◆ **LISTED RECORDS**:

******************************

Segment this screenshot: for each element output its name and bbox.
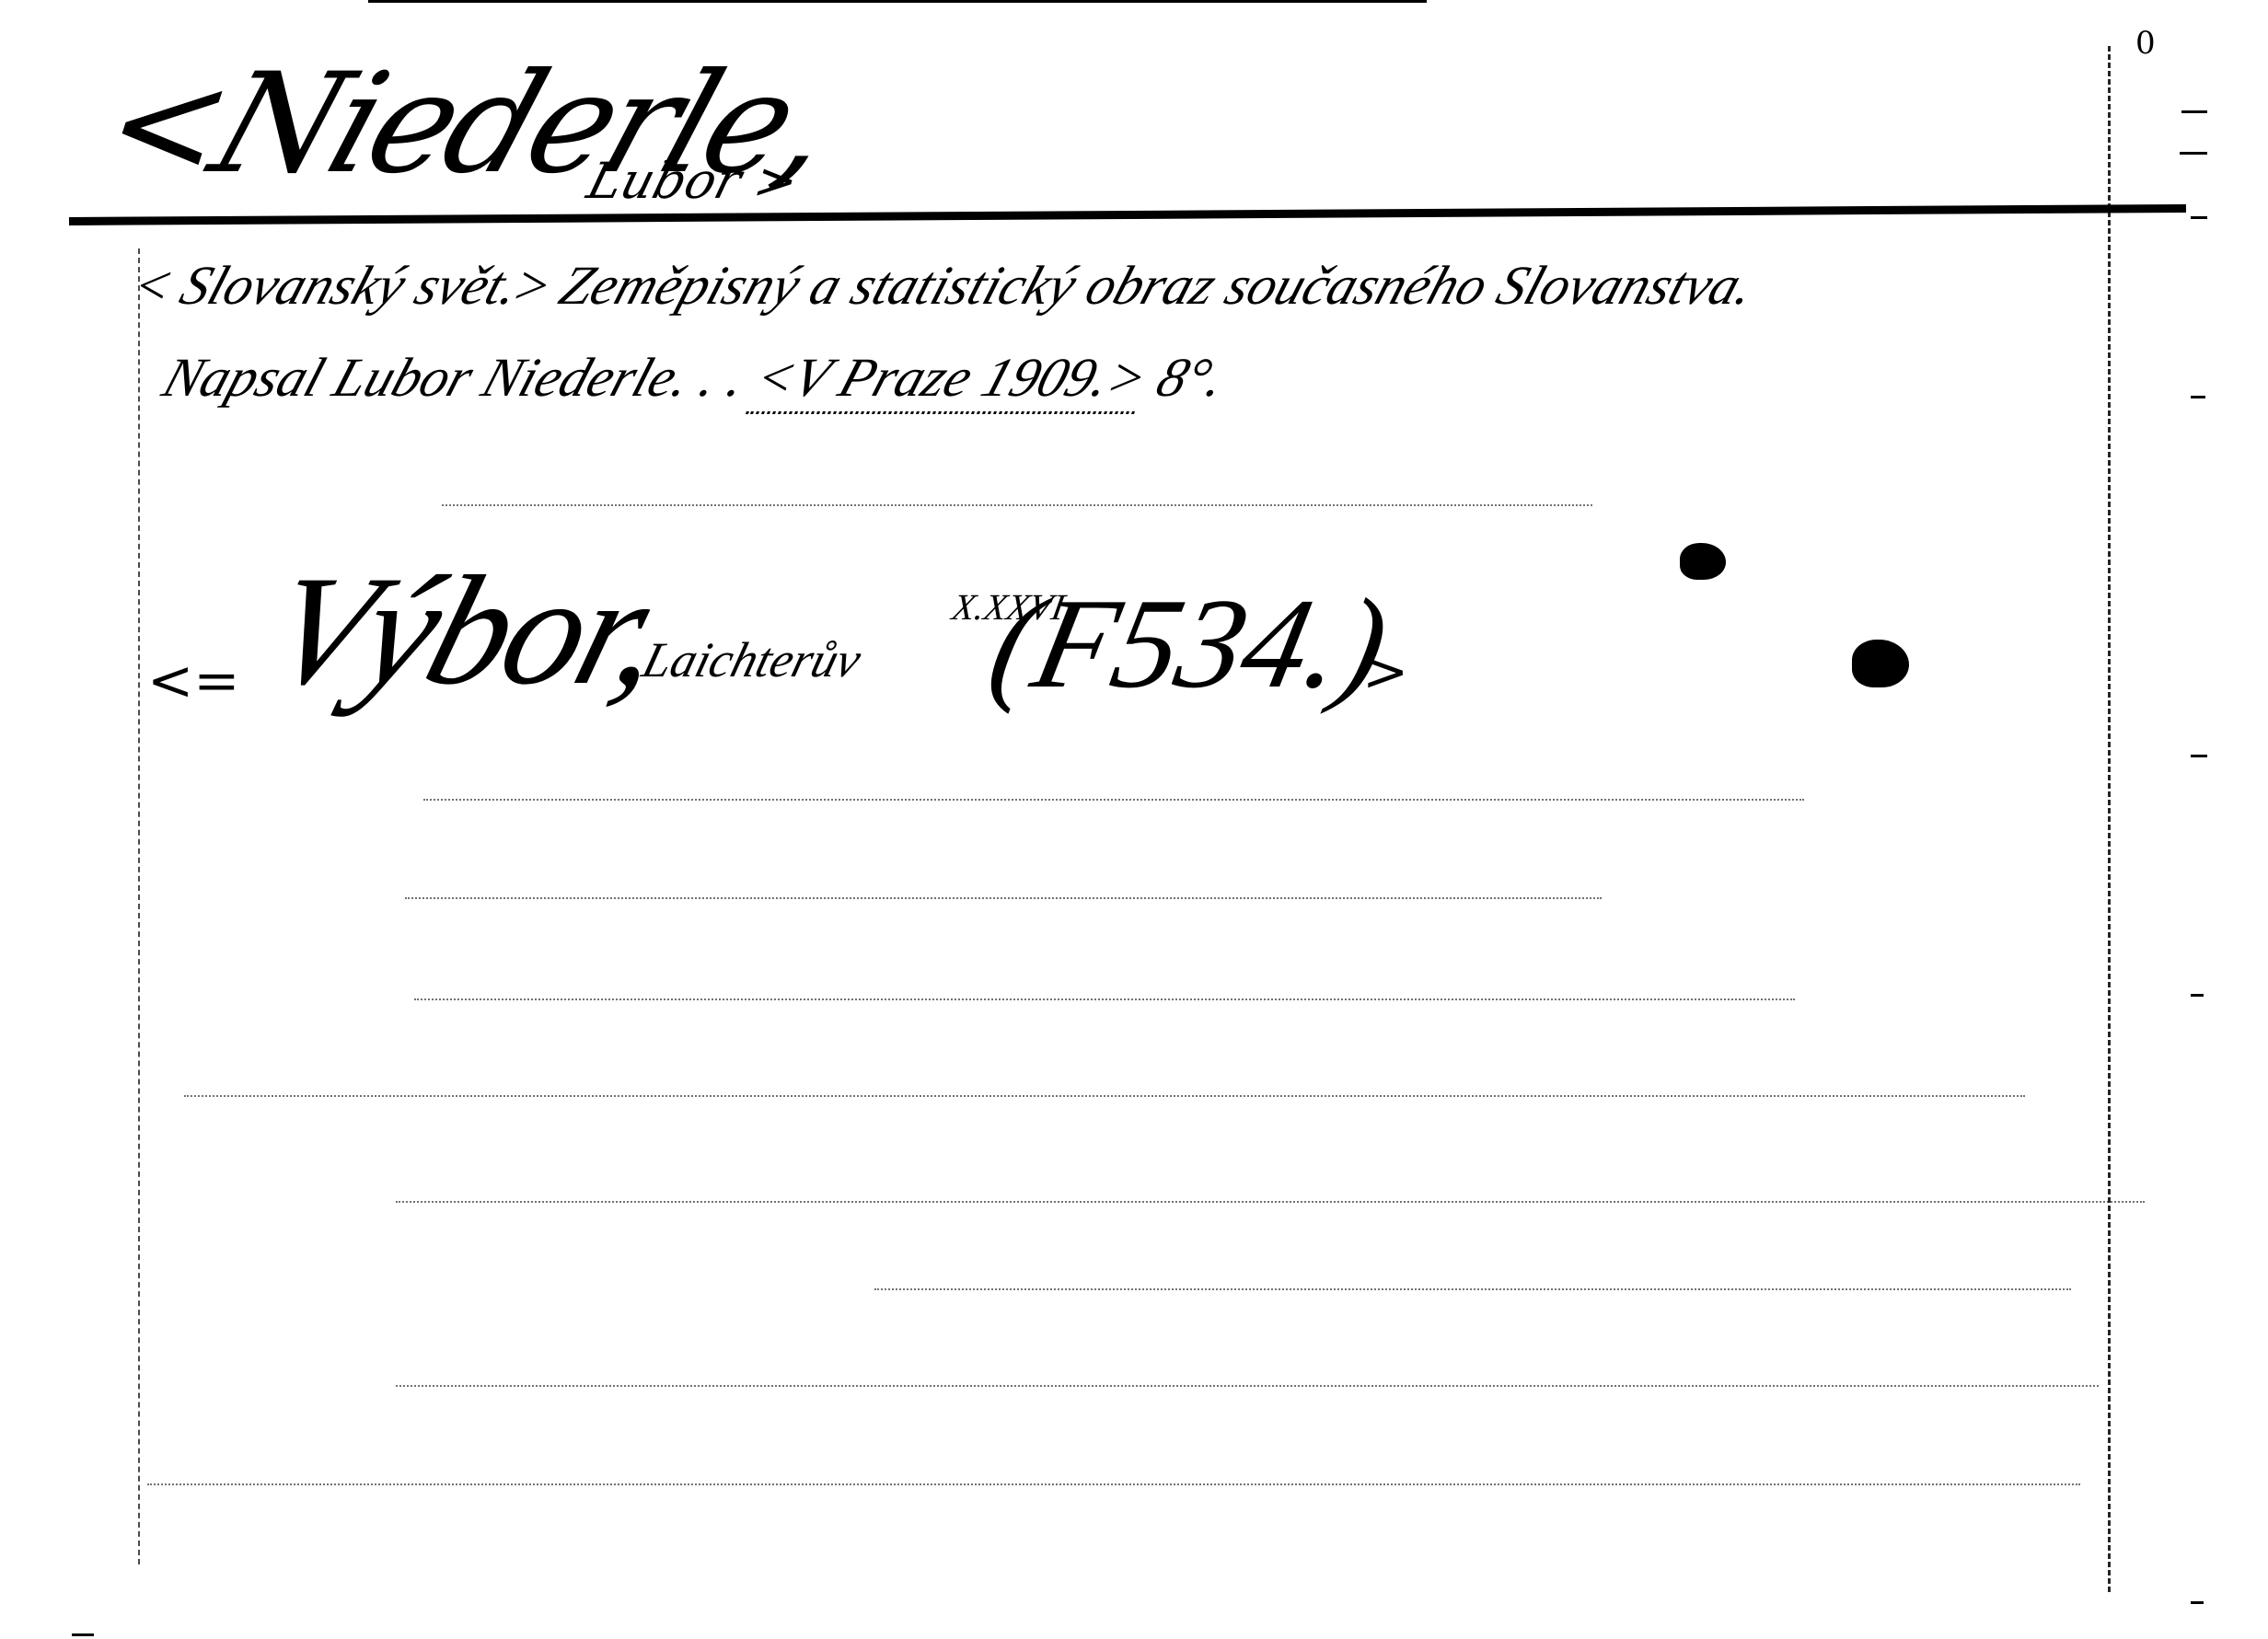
series-prefix: <= bbox=[147, 653, 240, 709]
right-margin-guide bbox=[2108, 46, 2111, 1592]
title-line: < Slovanský svět.> Zeměpisný a statistic… bbox=[129, 258, 1762, 313]
ink-blot bbox=[1852, 640, 1909, 687]
edge-mark bbox=[2191, 755, 2207, 757]
ruled-line bbox=[184, 1095, 2025, 1097]
series-name: Výbor, bbox=[254, 552, 681, 709]
card-top-edge bbox=[368, 0, 1427, 3]
ruled-line bbox=[396, 1201, 2145, 1203]
edge-mark bbox=[2191, 1601, 2204, 1604]
uniform-title: Slovanský svět. bbox=[173, 255, 527, 316]
ruled-line bbox=[405, 897, 1602, 899]
subtitle: Zeměpisný a statistický obraz současného… bbox=[552, 255, 1763, 316]
ruled-line bbox=[147, 1483, 2080, 1485]
catalog-card: 0 <Niederle, Lubor > < Slovanský svět.> … bbox=[0, 0, 2268, 1639]
edge-mark bbox=[2180, 152, 2207, 155]
ink-blot bbox=[1680, 543, 1726, 580]
title-open-bracket: < bbox=[128, 255, 179, 316]
edge-mark bbox=[72, 1633, 94, 1636]
imprint-line: Napsal Lubor Niederle. . . <V Praze 1909… bbox=[156, 350, 1232, 405]
author-given-name-text: Lubor bbox=[582, 152, 747, 210]
ruled-line bbox=[414, 998, 1795, 1000]
series-publisher: Laichterův bbox=[638, 635, 866, 685]
corner-mark: 0 bbox=[2135, 28, 2156, 59]
place-date: <V Praze 1909.> bbox=[746, 347, 1155, 414]
edge-mark bbox=[2191, 994, 2204, 997]
ruled-line bbox=[874, 1288, 2071, 1290]
edge-mark bbox=[2191, 216, 2207, 219]
ruled-line bbox=[442, 504, 1592, 506]
left-margin-guide bbox=[138, 248, 140, 1564]
series-close-bracket: > bbox=[1362, 644, 1408, 699]
format: 8°. bbox=[1150, 347, 1232, 408]
shelf-code: (F534.) bbox=[980, 580, 1398, 709]
statement-of-responsibility: Napsal Lubor Niederle. . . bbox=[156, 347, 754, 408]
ruled-line bbox=[396, 1385, 2099, 1387]
ruled-line bbox=[423, 799, 1804, 801]
edge-mark bbox=[2181, 110, 2207, 113]
author-given-name: Lubor > bbox=[583, 156, 804, 206]
edge-mark bbox=[2191, 396, 2205, 398]
heading-rule bbox=[69, 204, 2186, 225]
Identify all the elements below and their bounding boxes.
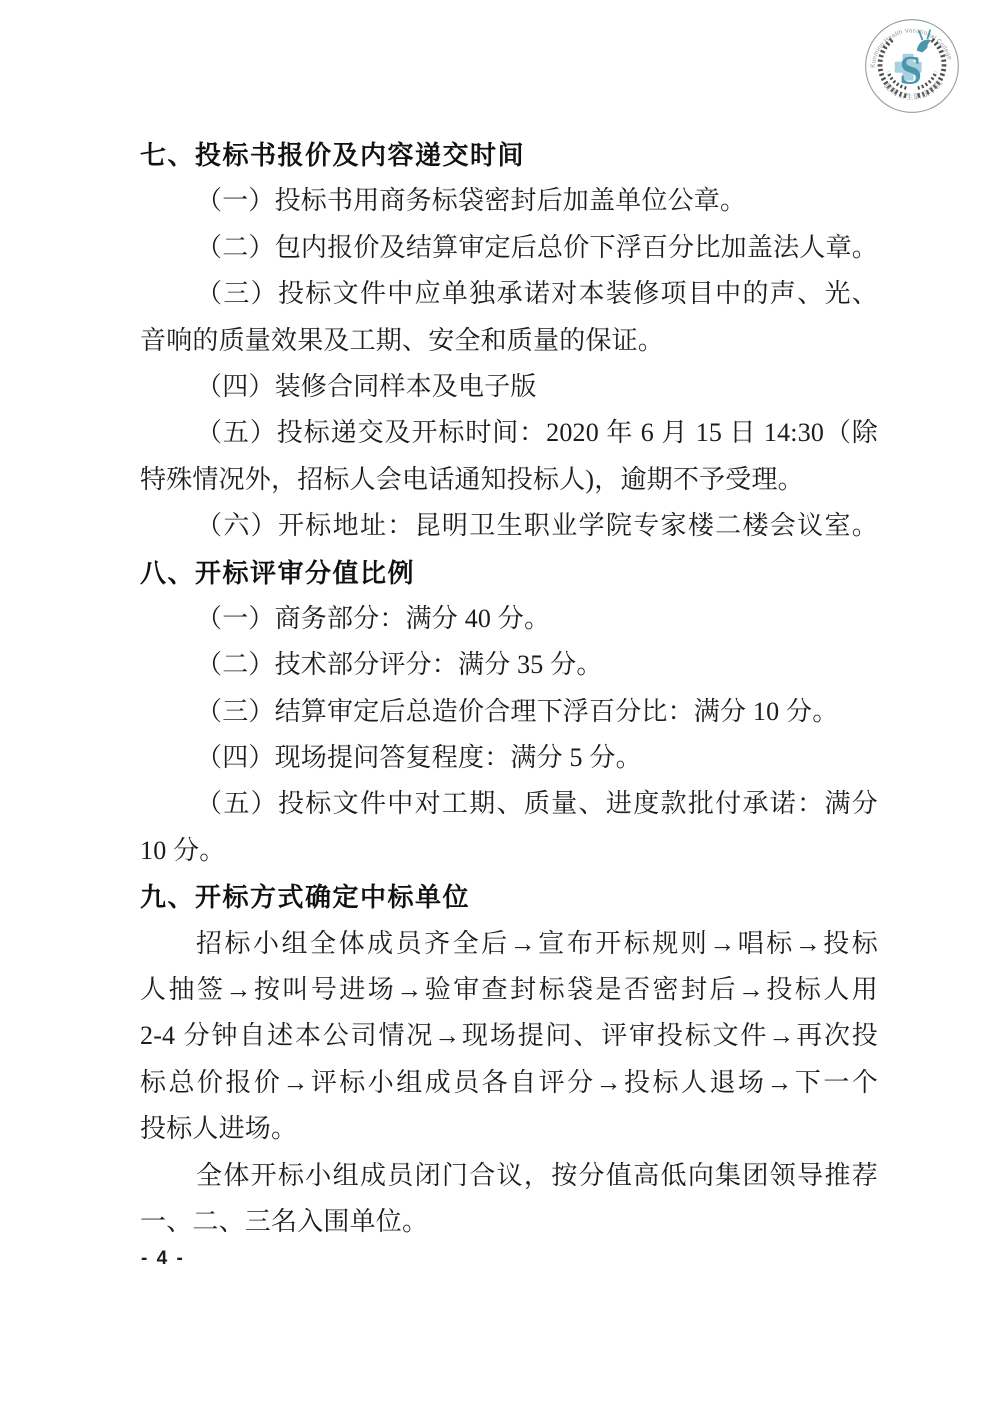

******************************

◆ **EXERCISE REQUIREMENTS**:
Reproduce all of the data above verbatim, leaving out the pictures.

◆ **SOLUTION TO THE EXERCISE**:
Segment this screenshot: for each element output its name and bbox.
series-prefix: <= bbox=[147, 653, 240, 709]
right-margin-guide bbox=[2108, 46, 2111, 1592]
title-line: < Slovanský svět.> Zeměpisný a statistic… bbox=[129, 258, 1762, 313]
ink-blot bbox=[1852, 640, 1909, 687]
edge-mark bbox=[2191, 755, 2207, 757]
ruled-line bbox=[184, 1095, 2025, 1097]
series-name: Výbor, bbox=[254, 552, 681, 709]
card-top-edge bbox=[368, 0, 1427, 3]
ruled-line bbox=[396, 1201, 2145, 1203]
edge-mark bbox=[2191, 1601, 2204, 1604]
uniform-title: Slovanský svět. bbox=[173, 255, 527, 316]
ruled-line bbox=[405, 897, 1602, 899]
subtitle: Zeměpisný a statistický obraz současného… bbox=[552, 255, 1763, 316]
ruled-line bbox=[147, 1483, 2080, 1485]
catalog-card: 0 <Niederle, Lubor > < Slovanský svět.> … bbox=[0, 0, 2268, 1639]
edge-mark bbox=[2180, 152, 2207, 155]
ink-blot bbox=[1680, 543, 1726, 580]
title-open-bracket: < bbox=[128, 255, 179, 316]
edge-mark bbox=[72, 1633, 94, 1636]
imprint-line: Napsal Lubor Niederle. . . <V Praze 1909… bbox=[156, 350, 1232, 405]
author-given-name-text: Lubor bbox=[582, 152, 747, 210]
ruled-line bbox=[414, 998, 1795, 1000]
series-publisher: Laichterův bbox=[638, 635, 866, 685]
corner-mark: 0 bbox=[2135, 28, 2156, 59]
place-date: <V Praze 1909.> bbox=[746, 347, 1155, 414]
edge-mark bbox=[2191, 994, 2204, 997]
ruled-line bbox=[874, 1288, 2071, 1290]
edge-mark bbox=[2191, 216, 2207, 219]
ruled-line bbox=[442, 504, 1592, 506]
left-margin-guide bbox=[138, 248, 140, 1564]
series-close-bracket: > bbox=[1362, 644, 1408, 699]
format: 8°. bbox=[1150, 347, 1232, 408]
shelf-code: (F534.) bbox=[980, 580, 1398, 709]
statement-of-responsibility: Napsal Lubor Niederle. . . bbox=[156, 347, 754, 408]
ruled-line bbox=[396, 1385, 2099, 1387]
ruled-line bbox=[423, 799, 1804, 801]
edge-mark bbox=[2181, 110, 2207, 113]
author-given-name: Lubor > bbox=[583, 156, 804, 206]
edge-mark bbox=[2191, 396, 2205, 398]
heading-rule bbox=[69, 204, 2186, 225]
Identify all the elements below and their bounding boxes.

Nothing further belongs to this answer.